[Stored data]

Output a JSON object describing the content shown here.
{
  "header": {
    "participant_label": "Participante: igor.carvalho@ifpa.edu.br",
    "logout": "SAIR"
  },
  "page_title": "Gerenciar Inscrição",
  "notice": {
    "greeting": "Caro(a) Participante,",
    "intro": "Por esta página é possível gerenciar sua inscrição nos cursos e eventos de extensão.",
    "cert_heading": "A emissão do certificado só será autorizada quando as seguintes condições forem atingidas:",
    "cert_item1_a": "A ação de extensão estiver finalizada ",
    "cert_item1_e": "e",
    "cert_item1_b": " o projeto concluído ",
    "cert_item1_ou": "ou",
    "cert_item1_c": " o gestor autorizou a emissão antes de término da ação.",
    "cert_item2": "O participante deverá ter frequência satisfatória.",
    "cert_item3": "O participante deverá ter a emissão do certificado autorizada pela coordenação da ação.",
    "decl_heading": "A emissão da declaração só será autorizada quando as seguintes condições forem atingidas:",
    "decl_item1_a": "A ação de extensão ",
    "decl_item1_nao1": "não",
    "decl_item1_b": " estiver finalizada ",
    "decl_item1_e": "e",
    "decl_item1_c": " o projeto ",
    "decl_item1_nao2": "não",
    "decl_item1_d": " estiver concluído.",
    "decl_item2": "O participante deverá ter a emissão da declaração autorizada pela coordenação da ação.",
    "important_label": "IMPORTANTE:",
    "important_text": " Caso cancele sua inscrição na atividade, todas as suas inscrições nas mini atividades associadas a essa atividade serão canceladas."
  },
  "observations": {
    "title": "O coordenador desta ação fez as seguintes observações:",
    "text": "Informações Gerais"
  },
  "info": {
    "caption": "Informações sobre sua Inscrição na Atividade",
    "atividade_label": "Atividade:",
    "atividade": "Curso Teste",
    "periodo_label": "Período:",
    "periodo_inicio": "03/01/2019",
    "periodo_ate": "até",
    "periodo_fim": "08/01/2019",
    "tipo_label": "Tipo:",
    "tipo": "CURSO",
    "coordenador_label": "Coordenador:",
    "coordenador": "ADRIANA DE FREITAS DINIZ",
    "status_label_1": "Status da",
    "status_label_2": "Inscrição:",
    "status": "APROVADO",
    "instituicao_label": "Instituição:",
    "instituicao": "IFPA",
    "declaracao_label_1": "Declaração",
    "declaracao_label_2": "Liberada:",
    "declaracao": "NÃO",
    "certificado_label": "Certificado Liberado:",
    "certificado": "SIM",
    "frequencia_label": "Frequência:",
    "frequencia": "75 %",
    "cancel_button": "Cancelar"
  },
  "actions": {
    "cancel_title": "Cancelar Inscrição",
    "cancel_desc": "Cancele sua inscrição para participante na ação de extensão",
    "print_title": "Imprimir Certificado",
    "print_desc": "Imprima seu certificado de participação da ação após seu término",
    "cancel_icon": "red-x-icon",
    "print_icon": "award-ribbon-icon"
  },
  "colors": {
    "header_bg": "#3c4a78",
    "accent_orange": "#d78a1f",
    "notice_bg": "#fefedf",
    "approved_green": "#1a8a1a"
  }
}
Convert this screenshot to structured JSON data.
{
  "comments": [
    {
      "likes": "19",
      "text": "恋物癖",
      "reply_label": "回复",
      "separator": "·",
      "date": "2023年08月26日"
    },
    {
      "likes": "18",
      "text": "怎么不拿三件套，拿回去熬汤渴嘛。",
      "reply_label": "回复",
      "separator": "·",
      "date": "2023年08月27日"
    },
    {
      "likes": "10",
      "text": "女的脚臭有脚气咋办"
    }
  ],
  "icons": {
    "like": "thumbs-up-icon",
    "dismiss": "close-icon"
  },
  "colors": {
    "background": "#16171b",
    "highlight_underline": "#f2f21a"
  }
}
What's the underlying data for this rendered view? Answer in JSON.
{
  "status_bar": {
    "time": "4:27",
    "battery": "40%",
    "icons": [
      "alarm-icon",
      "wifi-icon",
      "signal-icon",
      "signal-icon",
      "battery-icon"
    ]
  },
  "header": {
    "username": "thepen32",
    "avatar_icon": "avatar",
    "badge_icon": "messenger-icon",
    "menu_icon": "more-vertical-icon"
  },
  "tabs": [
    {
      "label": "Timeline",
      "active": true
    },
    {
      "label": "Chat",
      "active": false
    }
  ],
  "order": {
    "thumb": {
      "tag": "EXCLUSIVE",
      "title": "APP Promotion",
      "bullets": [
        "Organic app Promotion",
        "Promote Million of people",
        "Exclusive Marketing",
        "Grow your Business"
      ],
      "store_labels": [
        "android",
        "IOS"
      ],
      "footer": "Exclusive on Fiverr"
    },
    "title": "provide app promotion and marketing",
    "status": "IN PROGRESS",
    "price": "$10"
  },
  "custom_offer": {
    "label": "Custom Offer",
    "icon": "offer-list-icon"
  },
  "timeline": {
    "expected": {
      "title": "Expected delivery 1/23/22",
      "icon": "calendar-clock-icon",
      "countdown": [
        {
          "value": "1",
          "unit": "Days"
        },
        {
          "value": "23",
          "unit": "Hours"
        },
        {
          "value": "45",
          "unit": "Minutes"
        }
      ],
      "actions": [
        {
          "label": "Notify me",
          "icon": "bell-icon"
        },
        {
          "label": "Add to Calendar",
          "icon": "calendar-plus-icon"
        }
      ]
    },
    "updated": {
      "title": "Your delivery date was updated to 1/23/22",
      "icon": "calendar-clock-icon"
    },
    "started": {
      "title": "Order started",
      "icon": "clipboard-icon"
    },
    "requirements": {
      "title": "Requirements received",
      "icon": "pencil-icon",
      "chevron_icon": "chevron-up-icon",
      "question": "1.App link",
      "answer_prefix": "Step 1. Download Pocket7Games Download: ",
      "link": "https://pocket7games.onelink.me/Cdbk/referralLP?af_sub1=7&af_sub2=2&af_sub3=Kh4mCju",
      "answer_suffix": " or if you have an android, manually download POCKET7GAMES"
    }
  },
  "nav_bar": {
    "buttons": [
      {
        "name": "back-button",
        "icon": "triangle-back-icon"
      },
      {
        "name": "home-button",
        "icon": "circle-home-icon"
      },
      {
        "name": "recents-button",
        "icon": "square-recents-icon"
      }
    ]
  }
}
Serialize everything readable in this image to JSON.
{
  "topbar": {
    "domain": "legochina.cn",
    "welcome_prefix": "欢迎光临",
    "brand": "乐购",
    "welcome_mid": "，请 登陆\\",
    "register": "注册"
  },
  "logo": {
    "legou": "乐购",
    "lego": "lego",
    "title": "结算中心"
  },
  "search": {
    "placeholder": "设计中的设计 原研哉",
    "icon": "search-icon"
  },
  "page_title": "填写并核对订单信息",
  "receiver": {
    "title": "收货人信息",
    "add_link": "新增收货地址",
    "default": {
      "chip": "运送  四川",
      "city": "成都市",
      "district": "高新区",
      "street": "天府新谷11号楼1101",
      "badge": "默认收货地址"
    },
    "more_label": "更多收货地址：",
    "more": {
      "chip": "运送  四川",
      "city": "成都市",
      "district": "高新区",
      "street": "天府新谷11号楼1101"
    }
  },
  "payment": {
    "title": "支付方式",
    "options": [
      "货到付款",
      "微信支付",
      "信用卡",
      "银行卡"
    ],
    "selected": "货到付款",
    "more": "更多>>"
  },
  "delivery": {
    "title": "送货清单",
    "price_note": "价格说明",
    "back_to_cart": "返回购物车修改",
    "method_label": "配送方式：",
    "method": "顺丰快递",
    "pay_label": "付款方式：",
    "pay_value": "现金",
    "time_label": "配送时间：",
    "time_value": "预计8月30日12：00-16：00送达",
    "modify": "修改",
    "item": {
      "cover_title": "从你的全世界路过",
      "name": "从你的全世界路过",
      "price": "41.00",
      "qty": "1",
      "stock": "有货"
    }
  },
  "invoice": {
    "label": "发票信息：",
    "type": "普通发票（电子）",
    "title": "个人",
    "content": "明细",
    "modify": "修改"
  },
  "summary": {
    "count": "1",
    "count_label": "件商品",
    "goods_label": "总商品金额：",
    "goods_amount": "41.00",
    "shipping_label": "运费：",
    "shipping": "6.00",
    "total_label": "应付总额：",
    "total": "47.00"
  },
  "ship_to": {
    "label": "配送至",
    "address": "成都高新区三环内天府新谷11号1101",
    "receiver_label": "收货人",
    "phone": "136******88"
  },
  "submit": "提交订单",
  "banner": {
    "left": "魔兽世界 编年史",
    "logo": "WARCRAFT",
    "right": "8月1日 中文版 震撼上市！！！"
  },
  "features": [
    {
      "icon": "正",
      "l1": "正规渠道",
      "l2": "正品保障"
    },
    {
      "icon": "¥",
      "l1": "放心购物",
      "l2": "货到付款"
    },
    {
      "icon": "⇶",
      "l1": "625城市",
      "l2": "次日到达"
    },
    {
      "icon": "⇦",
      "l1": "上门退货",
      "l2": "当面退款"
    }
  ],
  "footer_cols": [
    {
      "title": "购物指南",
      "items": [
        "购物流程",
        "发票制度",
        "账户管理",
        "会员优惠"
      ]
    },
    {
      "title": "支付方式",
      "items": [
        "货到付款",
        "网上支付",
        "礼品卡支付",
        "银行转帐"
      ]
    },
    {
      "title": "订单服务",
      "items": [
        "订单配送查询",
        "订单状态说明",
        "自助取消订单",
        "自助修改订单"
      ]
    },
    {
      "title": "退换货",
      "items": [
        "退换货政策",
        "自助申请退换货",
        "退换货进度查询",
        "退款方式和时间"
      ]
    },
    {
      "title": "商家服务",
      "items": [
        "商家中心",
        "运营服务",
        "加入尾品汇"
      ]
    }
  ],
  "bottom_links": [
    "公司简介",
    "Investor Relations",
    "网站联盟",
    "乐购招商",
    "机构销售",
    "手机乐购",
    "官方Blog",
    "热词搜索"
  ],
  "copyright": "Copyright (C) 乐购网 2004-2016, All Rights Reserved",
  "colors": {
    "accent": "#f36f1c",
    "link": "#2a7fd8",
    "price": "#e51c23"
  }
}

◆ Exercise requirements ◆
From the material, report only how many lines include the word "término".

◆ In response ◆
2